• _Tarefa_: Reproduza todas as linhas dos itens a seguir, sem alterar nenhum caractere.
↓
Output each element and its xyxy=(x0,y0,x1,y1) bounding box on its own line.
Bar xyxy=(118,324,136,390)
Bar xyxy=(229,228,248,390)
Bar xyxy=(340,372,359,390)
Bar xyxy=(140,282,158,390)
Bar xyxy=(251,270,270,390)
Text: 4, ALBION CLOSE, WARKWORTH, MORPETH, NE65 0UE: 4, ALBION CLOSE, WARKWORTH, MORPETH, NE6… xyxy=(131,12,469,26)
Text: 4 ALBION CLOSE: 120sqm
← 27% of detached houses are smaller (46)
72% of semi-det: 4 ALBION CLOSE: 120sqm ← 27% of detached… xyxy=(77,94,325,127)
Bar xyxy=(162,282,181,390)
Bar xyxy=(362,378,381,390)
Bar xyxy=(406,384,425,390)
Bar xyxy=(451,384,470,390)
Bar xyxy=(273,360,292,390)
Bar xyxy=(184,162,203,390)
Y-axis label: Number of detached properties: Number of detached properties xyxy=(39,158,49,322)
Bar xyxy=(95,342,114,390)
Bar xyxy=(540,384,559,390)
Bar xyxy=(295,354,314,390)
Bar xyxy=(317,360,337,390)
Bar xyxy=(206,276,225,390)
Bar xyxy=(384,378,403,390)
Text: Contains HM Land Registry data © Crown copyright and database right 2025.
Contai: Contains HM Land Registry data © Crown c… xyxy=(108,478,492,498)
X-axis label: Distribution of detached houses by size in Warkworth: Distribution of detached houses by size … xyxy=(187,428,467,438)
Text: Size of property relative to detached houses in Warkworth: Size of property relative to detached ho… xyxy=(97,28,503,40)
↑
• _Resultado_:
Output each element and its xyxy=(x0,y0,x1,y1) bounding box on its own line.
Bar xyxy=(118,324,136,390)
Bar xyxy=(229,228,248,390)
Bar xyxy=(340,372,359,390)
Bar xyxy=(140,282,158,390)
Bar xyxy=(251,270,270,390)
Text: 4, ALBION CLOSE, WARKWORTH, MORPETH, NE65 0UE: 4, ALBION CLOSE, WARKWORTH, MORPETH, NE6… xyxy=(131,12,469,26)
Text: 4 ALBION CLOSE: 120sqm
← 27% of detached houses are smaller (46)
72% of semi-det: 4 ALBION CLOSE: 120sqm ← 27% of detached… xyxy=(77,94,325,127)
Bar xyxy=(162,282,181,390)
Bar xyxy=(362,378,381,390)
Bar xyxy=(406,384,425,390)
Bar xyxy=(451,384,470,390)
Bar xyxy=(273,360,292,390)
Bar xyxy=(184,162,203,390)
Y-axis label: Number of detached properties: Number of detached properties xyxy=(39,158,49,322)
Bar xyxy=(95,342,114,390)
Bar xyxy=(540,384,559,390)
Bar xyxy=(295,354,314,390)
Bar xyxy=(317,360,337,390)
Bar xyxy=(206,276,225,390)
Bar xyxy=(384,378,403,390)
Text: Contains HM Land Registry data © Crown copyright and database right 2025.
Contai: Contains HM Land Registry data © Crown c… xyxy=(108,478,492,498)
X-axis label: Distribution of detached houses by size in Warkworth: Distribution of detached houses by size … xyxy=(187,428,467,438)
Text: Size of property relative to detached houses in Warkworth: Size of property relative to detached ho… xyxy=(97,28,503,40)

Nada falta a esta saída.